··· Supplied data ···

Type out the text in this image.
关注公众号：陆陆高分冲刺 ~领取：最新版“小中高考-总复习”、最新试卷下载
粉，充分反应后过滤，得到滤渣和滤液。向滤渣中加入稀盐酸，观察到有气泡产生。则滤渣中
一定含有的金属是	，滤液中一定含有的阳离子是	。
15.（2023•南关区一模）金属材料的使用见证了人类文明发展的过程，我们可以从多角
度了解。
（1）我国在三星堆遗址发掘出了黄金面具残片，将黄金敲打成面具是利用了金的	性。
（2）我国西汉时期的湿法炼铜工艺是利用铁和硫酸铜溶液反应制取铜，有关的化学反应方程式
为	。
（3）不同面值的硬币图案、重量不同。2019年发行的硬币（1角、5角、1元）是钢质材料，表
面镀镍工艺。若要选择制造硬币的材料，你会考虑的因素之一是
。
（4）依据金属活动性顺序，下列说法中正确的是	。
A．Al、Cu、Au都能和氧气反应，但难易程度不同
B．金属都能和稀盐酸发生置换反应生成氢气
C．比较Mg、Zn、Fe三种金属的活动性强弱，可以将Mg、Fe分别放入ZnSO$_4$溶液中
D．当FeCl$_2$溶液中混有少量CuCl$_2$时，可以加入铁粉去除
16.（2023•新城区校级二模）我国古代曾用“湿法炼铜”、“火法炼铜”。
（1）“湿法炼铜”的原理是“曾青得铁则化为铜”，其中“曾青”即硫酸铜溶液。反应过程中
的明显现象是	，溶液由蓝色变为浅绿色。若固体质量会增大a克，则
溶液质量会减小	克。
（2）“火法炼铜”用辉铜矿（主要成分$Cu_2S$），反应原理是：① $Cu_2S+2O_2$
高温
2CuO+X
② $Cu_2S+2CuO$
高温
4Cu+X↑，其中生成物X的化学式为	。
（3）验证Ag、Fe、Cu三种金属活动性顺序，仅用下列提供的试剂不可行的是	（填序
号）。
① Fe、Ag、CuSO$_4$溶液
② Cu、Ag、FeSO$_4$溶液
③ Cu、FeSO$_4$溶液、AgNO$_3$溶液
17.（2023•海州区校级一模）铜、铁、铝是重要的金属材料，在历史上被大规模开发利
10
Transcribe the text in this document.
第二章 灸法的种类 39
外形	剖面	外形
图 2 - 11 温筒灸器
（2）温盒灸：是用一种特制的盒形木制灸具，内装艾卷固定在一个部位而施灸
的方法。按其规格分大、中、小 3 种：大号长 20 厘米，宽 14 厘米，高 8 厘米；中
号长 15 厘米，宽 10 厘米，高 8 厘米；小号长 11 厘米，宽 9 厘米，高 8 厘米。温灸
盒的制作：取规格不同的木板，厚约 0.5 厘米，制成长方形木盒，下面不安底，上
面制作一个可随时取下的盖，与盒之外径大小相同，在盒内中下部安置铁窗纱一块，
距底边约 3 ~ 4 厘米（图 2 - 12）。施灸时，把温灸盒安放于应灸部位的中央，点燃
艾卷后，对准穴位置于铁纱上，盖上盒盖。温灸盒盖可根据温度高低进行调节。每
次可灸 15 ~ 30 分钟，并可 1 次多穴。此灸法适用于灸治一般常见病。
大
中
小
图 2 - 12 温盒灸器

···

**Requirement:** Repeat the data exactly. Leave nothing out.

**Output for this task:**
Type out the text in this image.
关注公众号：陆陆高分冲刺 ~领取：最新版“小中高考-总复习”、最新试卷下载
粉，充分反应后过滤，得到滤渣和滤液。向滤渣中加入稀盐酸，观察到有气泡产生。则滤渣中
一定含有的金属是	，滤液中一定含有的阳离子是	。
15.（2023•南关区一模）金属材料的使用见证了人类文明发展的过程，我们可以从多角
度了解。
（1）我国在三星堆遗址发掘出了黄金面具残片，将黄金敲打成面具是利用了金的	性。
（2）我国西汉时期的湿法炼铜工艺是利用铁和硫酸铜溶液反应制取铜，有关的化学反应方程式
为	。
（3）不同面值的硬币图案、重量不同。2019年发行的硬币（1角、5角、1元）是钢质材料，表
面镀镍工艺。若要选择制造硬币的材料，你会考虑的因素之一是
。
（4）依据金属活动性顺序，下列说法中正确的是	。
A．Al、Cu、Au都能和氧气反应，但难易程度不同
B．金属都能和稀盐酸发生置换反应生成氢气
C．比较Mg、Zn、Fe三种金属的活动性强弱，可以将Mg、Fe分别放入ZnSO$_4$溶液中
D．当FeCl$_2$溶液中混有少量CuCl$_2$时，可以加入铁粉去除
16.（2023•新城区校级二模）我国古代曾用“湿法炼铜”、“火法炼铜”。
（1）“湿法炼铜”的原理是“曾青得铁则化为铜”，其中“曾青”即硫酸铜溶液。反应过程中
的明显现象是	，溶液由蓝色变为浅绿色。若固体质量会增大a克，则
溶液质量会减小	克。
（2）“火法炼铜”用辉铜矿（主要成分$Cu_2S$），反应原理是：① $Cu_2S+2O_2$
高温
2CuO+X
② $Cu_2S+2CuO$
高温
4Cu+X↑，其中生成物X的化学式为	。
（3）验证Ag、Fe、Cu三种金属活动性顺序，仅用下列提供的试剂不可行的是	（填序
号）。
① Fe、Ag、CuSO$_4$溶液
② Cu、Ag、FeSO$_4$溶液
③ Cu、FeSO$_4$溶液、AgNO$_3$溶液
17.（2023•海州区校级一模）铜、铁、铝是重要的金属材料，在历史上被大规模开发利
10
Transcribe the text in this document.
第二章 灸法的种类 39
外形	剖面	外形
图 2 - 11 温筒灸器
（2）温盒灸：是用一种特制的盒形木制灸具，内装艾卷固定在一个部位而施灸
的方法。按其规格分大、中、小 3 种：大号长 20 厘米，宽 14 厘米，高 8 厘米；中
号长 15 厘米，宽 10 厘米，高 8 厘米；小号长 11 厘米，宽 9 厘米，高 8 厘米。温灸
盒的制作：取规格不同的木板，厚约 0.5 厘米，制成长方形木盒，下面不安底，上
面制作一个可随时取下的盖，与盒之外径大小相同，在盒内中下部安置铁窗纱一块，
距底边约 3 ~ 4 厘米（图 2 - 12）。施灸时，把温灸盒安放于应灸部位的中央，点燃
艾卷后，对准穴位置于铁纱上，盖上盒盖。温灸盒盖可根据温度高低进行调节。每
次可灸 15 ~ 30 分钟，并可 1 次多穴。此灸法适用于灸治一般常见病。
大
中
小
图 2 - 12 温盒灸器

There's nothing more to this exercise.